===== TEXT PASSAGE =====

FIG. 2 schematically shows the pressurized, continuously operating fluid bed reactor 204 in accordance with the present invention. Sized and screened tar sand or shale are conveyed through lines 203 and fed through pressure feeder rotary valves 204A into the top of the reactor 204. A portion of the gases processed in compressor 132 (FIG. 1), and heated in fired heater 135 (FIG. 1) are conveyed by line 236 and introduced into fluidized bed reactor 204 in an upward direction to fluidize the bed of the reactor 204. Another portion of the hydrogen gas from line 133 is conveyed through line 237 to tar sand feed valves 204A through lines 238. Another portion of the hydrogen gas feed from line 237 is diverted through lines 239 and injected into the separator section 204B, at the bottom end of reactor 204. Hydrogen conveyed in lines 239 is injected into the separator section 204B of reactor 204 through injectors which are located at the ends of flow lines 239 (not shown) and aid in heat retention in the reactor system and spent sand discharge through line 205.
High temperature and high pressure hydrogen (make-up and recycle) after passing through the direct fired heater 135, is introduced into reactor 204 from line 236. Reaction products and unreacted hydrogen exit the reactor through internal cyclones 204C ensuring even flow out of the reactor. Although two cyclone separators are shown, the invention contemplates using as many as necessary to provide even flow of product gases from reactor 204 and bed height maintenance. The hot reactor effluent stream in line 210 is then conveyed to physical and chemical units, described in FIG. 1 for cleanup heat recovery and product separation.

===== RECORDED DATA =====

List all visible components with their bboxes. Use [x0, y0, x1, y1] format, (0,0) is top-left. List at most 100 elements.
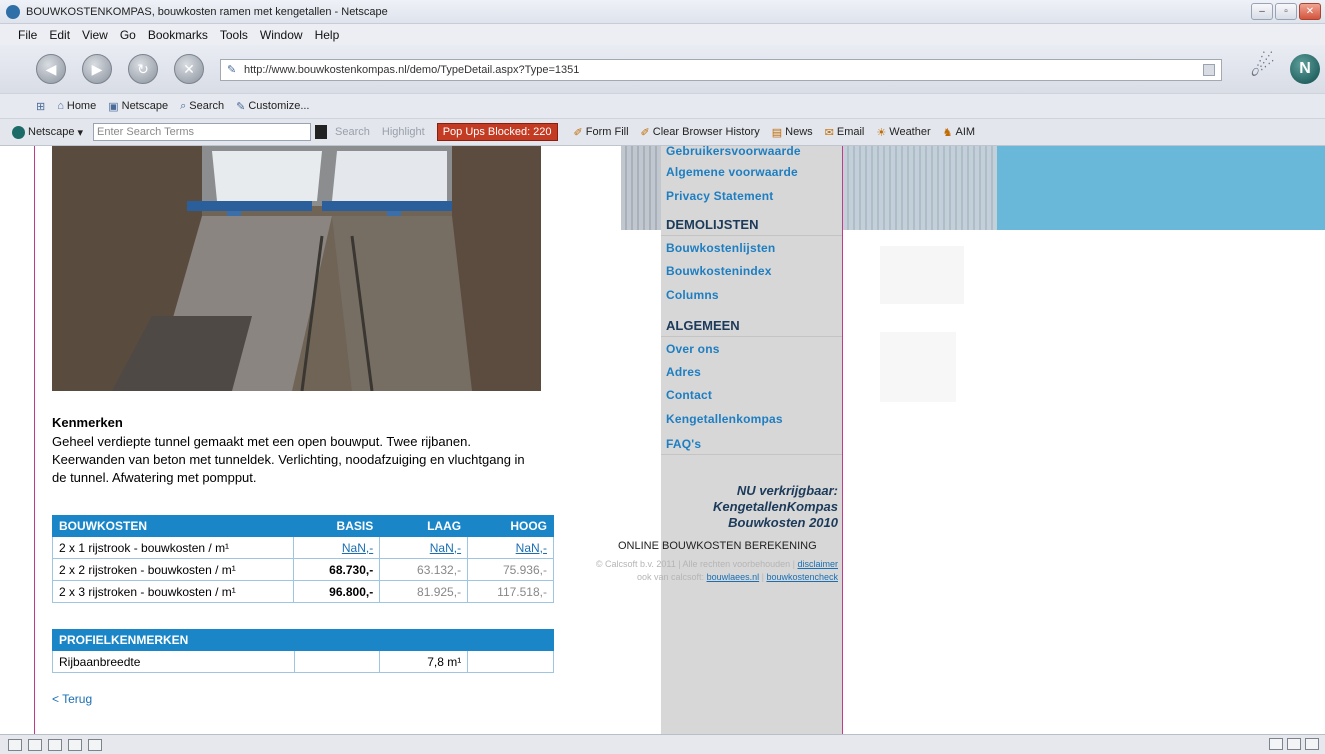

=====

#### JOB 1
In the passage on the fluid bed reactor, through what do reaction products and unreacted hydrogen leave reactor 204?
#### JOB 2
Take the passage on the fluid bed reactor further, picking up after its final sentence.

#### EXPECTED ANSWER 1
Through internal cyclones 204C.

#### EXPECTED ANSWER 2
As discussed above with reference to FIG. 1, a portion of the fresh make-up and cleaned recycle hydrogen from the compressor is conveyed to a direct fired heater. FIG. 3 schematically shows a fired heater 335 (135) that is designed to balance out the total energy required to operate the reactor system. Preheated air conveyed through feed lines 383 (183) is combusted with fuel in the radiant section of fired heater 335 (135) and elevates the temperature of the recycle and make-up hydrogen that is conveyed through line 334 (134). The fuel that is combusted is obtained from the C3 fraction, e.g. propane, or natural gas produced or purchased from the described process or other sources. The hydrogen stream in lines 334 (134) has been preheated in the reactor in-out exchanger 115 to approximately 750° F. Since the hydrogen stream is circulated through the radiant section of the heater 335 the temperature of the hydrogen stream is elevated to a temperature of about 1200° F. Circulation of the hydrogen stream through line 133, 134, exchanger 115 and fired heater 335 is maintained by compressor 132 so that the 1200° F. hydrogen stream can be introduced into reactor 104 (FIG. 1) or 204 (FIG. 2).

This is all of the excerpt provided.